Data excerpts

======

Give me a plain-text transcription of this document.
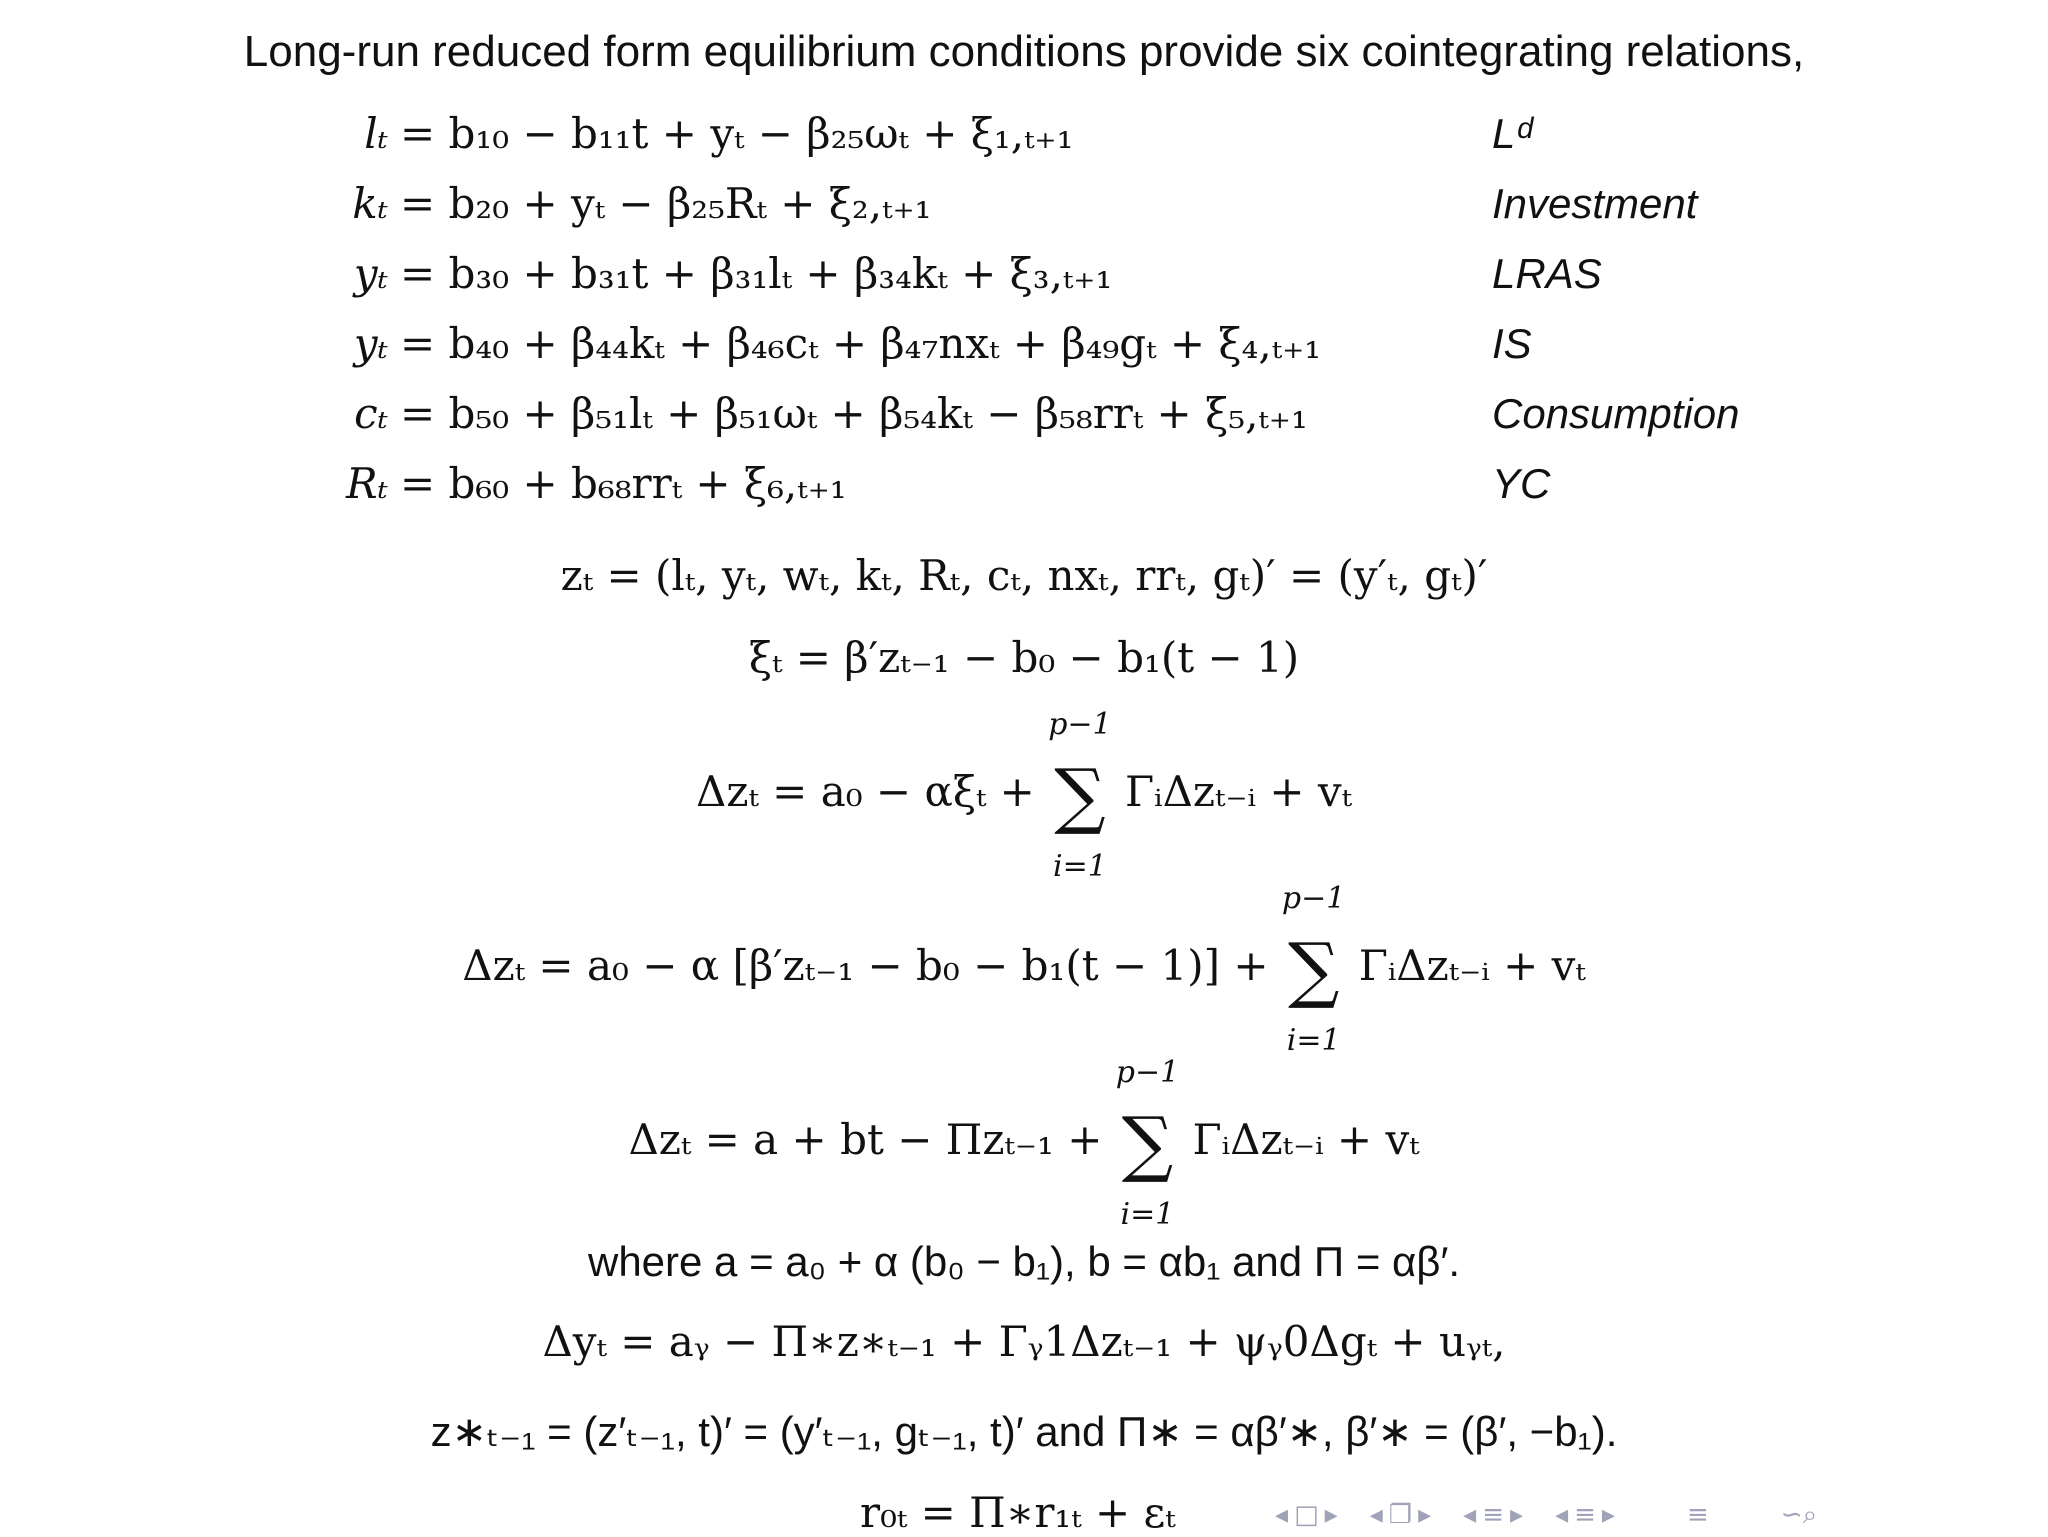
Long-run reduced form equilibrium conditions provide six cointegrating relations,
lₜ = b₁₀ − b₁₁t + yₜ − β₂₅ωₜ + ξ₁,ₜ₊₁	Lᵈ
kₜ = b₂₀ + yₜ − β₂₅Rₜ + ξ₂,ₜ₊₁	Investment
yₜ = b₃₀ + b₃₁t + β₃₁lₜ + β₃₄kₜ + ξ₃,ₜ₊₁	LRAS
yₜ = b₄₀ + β₄₄kₜ + β₄₆cₜ + β₄₇nxₜ + β₄₉gₜ + ξ₄,ₜ₊₁	IS
cₜ = b₅₀ + β₅₁lₜ + β₅₁ωₜ + β₅₄kₜ − β₅₈rrₜ + ξ₅,ₜ₊₁	Consumption
Rₜ = b₆₀ + b₆₈rrₜ + ξ₆,ₜ₊₁	YC
zₜ = (lₜ, yₜ, wₜ, kₜ, Rₜ, cₜ, nxₜ, rrₜ, gₜ)′ = (y′ₜ, gₜ)′
ξₜ = β′zₜ₋₁ − b₀ − b₁(t − 1)
Δzₜ = a₀ − αξₜ + ∑
p−1
i=1
ΓᵢΔzₜ₋ᵢ + vₜ
Δzₜ = a₀ − α [β′zₜ₋₁ − b₀ − b₁(t − 1)] + ∑
p−1
i=1
ΓᵢΔzₜ₋ᵢ + vₜ
Δzₜ = a + bt − Πzₜ₋₁ + ∑
p−1
i=1
ΓᵢΔzₜ₋ᵢ + vₜ
where a = a₀ + α (b₀ − b₁), b = αb₁ and Π = αβ′.
Δyₜ = aᵧ − Π∗z∗ₜ₋₁ + Γᵧ1Δzₜ₋₁ + ψᵧ0Δgₜ + uᵧₜ,
z∗ₜ₋₁ = (z′ₜ₋₁, t)′ = (y′ₜ₋₁, gₜ₋₁, t)′ and Π∗ = αβ′∗, β′∗ = (β′, −b₁).
r₀ₜ = Π∗r₁ₜ + εₜ	◂ □ ▸ ◂ ❐ ▸ ◂ ≡ ▸ ◂ ≡ ▸	≡	∽⌕
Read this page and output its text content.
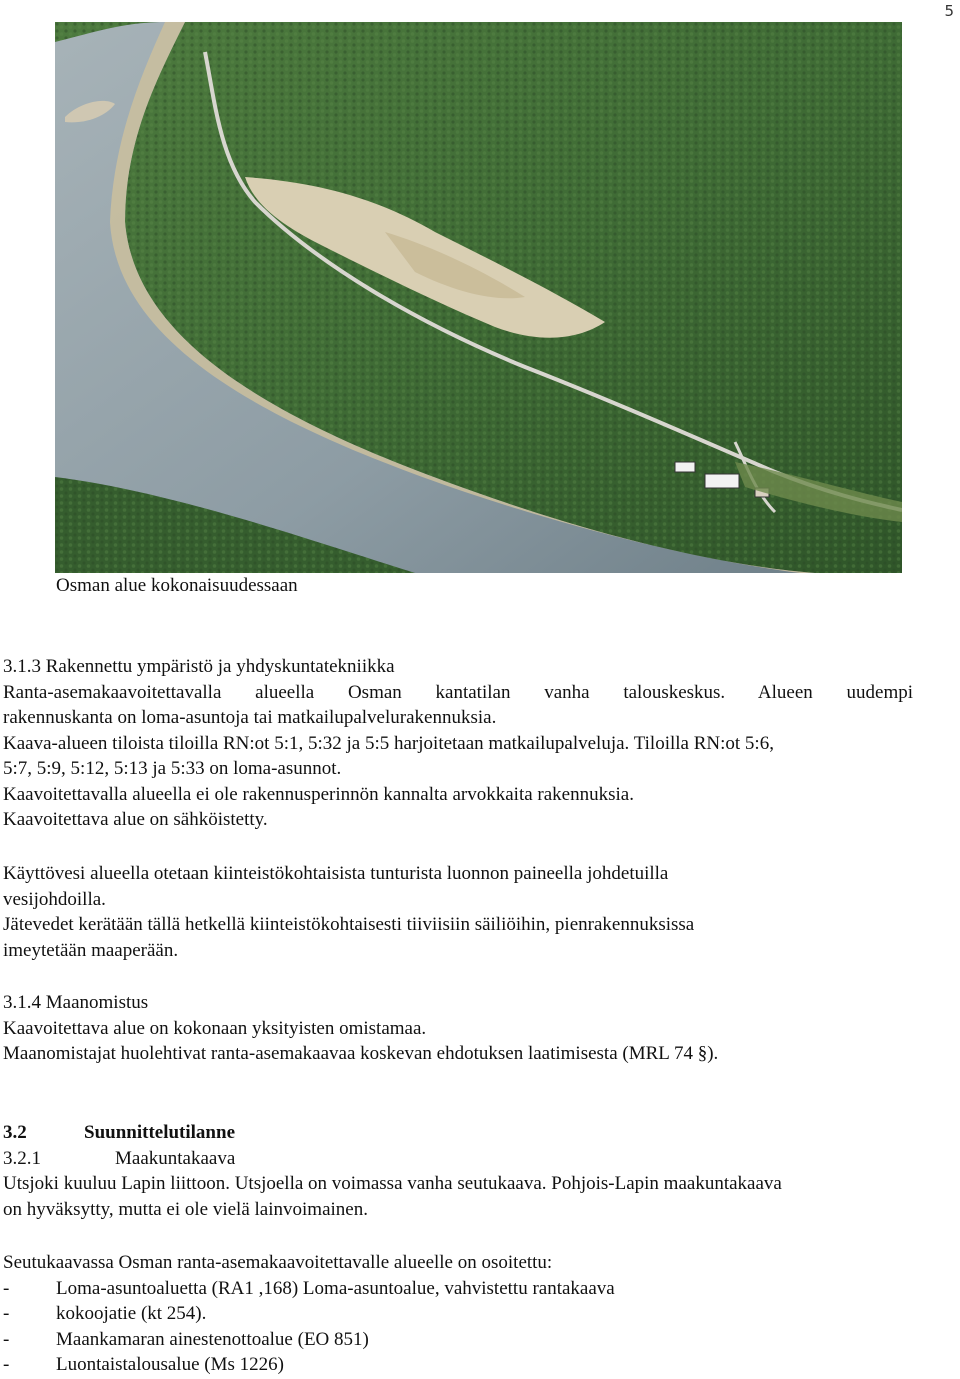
5
Osman alue kokonaisuudessaan
3.1.3 Rakennettu ympäristö ja yhdyskuntatekniikka
Ranta-asemakaavoitettavalla alueella Osman kantatilan vanha talouskeskus. Alueen uudempi
rakennuskanta on loma-asuntoja tai matkailupalvelurakennuksia.
Kaava-alueen tiloista tiloilla RN:ot 5:1, 5:32 ja 5:5 harjoitetaan matkailupalveluja. Tiloilla RN:ot 5:6,
5:7, 5:9, 5:12, 5:13 ja 5:33 on loma-asunnot.
Kaavoitettavalla alueella ei ole rakennusperinnön kannalta arvokkaita rakennuksia.
Kaavoitettava alue on sähköistetty.
Käyttövesi alueella otetaan kiinteistökohtaisista tunturista luonnon paineella johdetuilla
vesijohdoilla.
Jätevedet kerätään tällä hetkellä kiinteistökohtaisesti tiiviisiin säiliöihin, pienrakennuksissa
imeytetään maaperään.
3.1.4 Maanomistus
Kaavoitettava alue on kokonaan yksityisten omistamaa.
Maanomistajat huolehtivat ranta-asemakaavaa koskevan ehdotuksen laatimisesta (MRL 74 §).
3.2	Suunnittelutilanne
3.2.1	Maakuntakaava
Utsjoki kuuluu Lapin liittoon. Utsjoella on voimassa vanha seutukaava. Pohjois-Lapin maakuntakaava
on hyväksytty, mutta ei ole vielä lainvoimainen.
Seutukaavassa Osman ranta-asemakaavoitettavalle alueelle on osoitettu:
- Loma-asuntoaluetta (RA1 ,168) Loma-asuntoalue, vahvistettu rantakaava
- kokoojatie (kt 254).
- Maankamaran ainestenottoalue (EO 851)
- Luontaistalousalue (Ms 1226)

======

**Given task:** Reproduce all of the data exactly, omitting each picture it holds.

**Answer to the task:**
Give me a plain-text transcription of this document.
Long-run reduced form equilibrium conditions provide six cointegrating relations,
lₜ = b₁₀ − b₁₁t + yₜ − β₂₅ωₜ + ξ₁,ₜ₊₁	Lᵈ
kₜ = b₂₀ + yₜ − β₂₅Rₜ + ξ₂,ₜ₊₁	Investment
yₜ = b₃₀ + b₃₁t + β₃₁lₜ + β₃₄kₜ + ξ₃,ₜ₊₁	LRAS
yₜ = b₄₀ + β₄₄kₜ + β₄₆cₜ + β₄₇nxₜ + β₄₉gₜ + ξ₄,ₜ₊₁	IS
cₜ = b₅₀ + β₅₁lₜ + β₅₁ωₜ + β₅₄kₜ − β₅₈rrₜ + ξ₅,ₜ₊₁	Consumption
Rₜ = b₆₀ + b₆₈rrₜ + ξ₆,ₜ₊₁	YC
zₜ = (lₜ, yₜ, wₜ, kₜ, Rₜ, cₜ, nxₜ, rrₜ, gₜ)′ = (y′ₜ, gₜ)′
ξₜ = β′zₜ₋₁ − b₀ − b₁(t − 1)
Δzₜ = a₀ − αξₜ + ∑
p−1
i=1
ΓᵢΔzₜ₋ᵢ + vₜ
Δzₜ = a₀ − α [β′zₜ₋₁ − b₀ − b₁(t − 1)] + ∑
p−1
i=1
ΓᵢΔzₜ₋ᵢ + vₜ
Δzₜ = a + bt − Πzₜ₋₁ + ∑
p−1
i=1
ΓᵢΔzₜ₋ᵢ + vₜ
where a = a₀ + α (b₀ − b₁), b = αb₁ and Π = αβ′.
Δyₜ = aᵧ − Π∗z∗ₜ₋₁ + Γᵧ1Δzₜ₋₁ + ψᵧ0Δgₜ + uᵧₜ,
z∗ₜ₋₁ = (z′ₜ₋₁, t)′ = (y′ₜ₋₁, gₜ₋₁, t)′ and Π∗ = αβ′∗, β′∗ = (β′, −b₁).
r₀ₜ = Π∗r₁ₜ + εₜ	◂ □ ▸ ◂ ❐ ▸ ◂ ≡ ▸ ◂ ≡ ▸	≡	∽⌕
Read this page and output its text content.
5
Osman alue kokonaisuudessaan
3.1.3 Rakennettu ympäristö ja yhdyskuntatekniikka
Ranta-asemakaavoitettavalla alueella Osman kantatilan vanha talouskeskus. Alueen uudempi
rakennuskanta on loma-asuntoja tai matkailupalvelurakennuksia.
Kaava-alueen tiloista tiloilla RN:ot 5:1, 5:32 ja 5:5 harjoitetaan matkailupalveluja. Tiloilla RN:ot 5:6,
5:7, 5:9, 5:12, 5:13 ja 5:33 on loma-asunnot.
Kaavoitettavalla alueella ei ole rakennusperinnön kannalta arvokkaita rakennuksia.
Kaavoitettava alue on sähköistetty.
Käyttövesi alueella otetaan kiinteistökohtaisista tunturista luonnon paineella johdetuilla
vesijohdoilla.
Jätevedet kerätään tällä hetkellä kiinteistökohtaisesti tiiviisiin säiliöihin, pienrakennuksissa
imeytetään maaperään.
3.1.4 Maanomistus
Kaavoitettava alue on kokonaan yksityisten omistamaa.
Maanomistajat huolehtivat ranta-asemakaavaa koskevan ehdotuksen laatimisesta (MRL 74 §).
3.2	Suunnittelutilanne
3.2.1	Maakuntakaava
Utsjoki kuuluu Lapin liittoon. Utsjoella on voimassa vanha seutukaava. Pohjois-Lapin maakuntakaava
on hyväksytty, mutta ei ole vielä lainvoimainen.
Seutukaavassa Osman ranta-asemakaavoitettavalle alueelle on osoitettu:
- Loma-asuntoaluetta (RA1 ,168) Loma-asuntoalue, vahvistettu rantakaava
- kokoojatie (kt 254).
- Maankamaran ainestenottoalue (EO 851)
- Luontaistalousalue (Ms 1226)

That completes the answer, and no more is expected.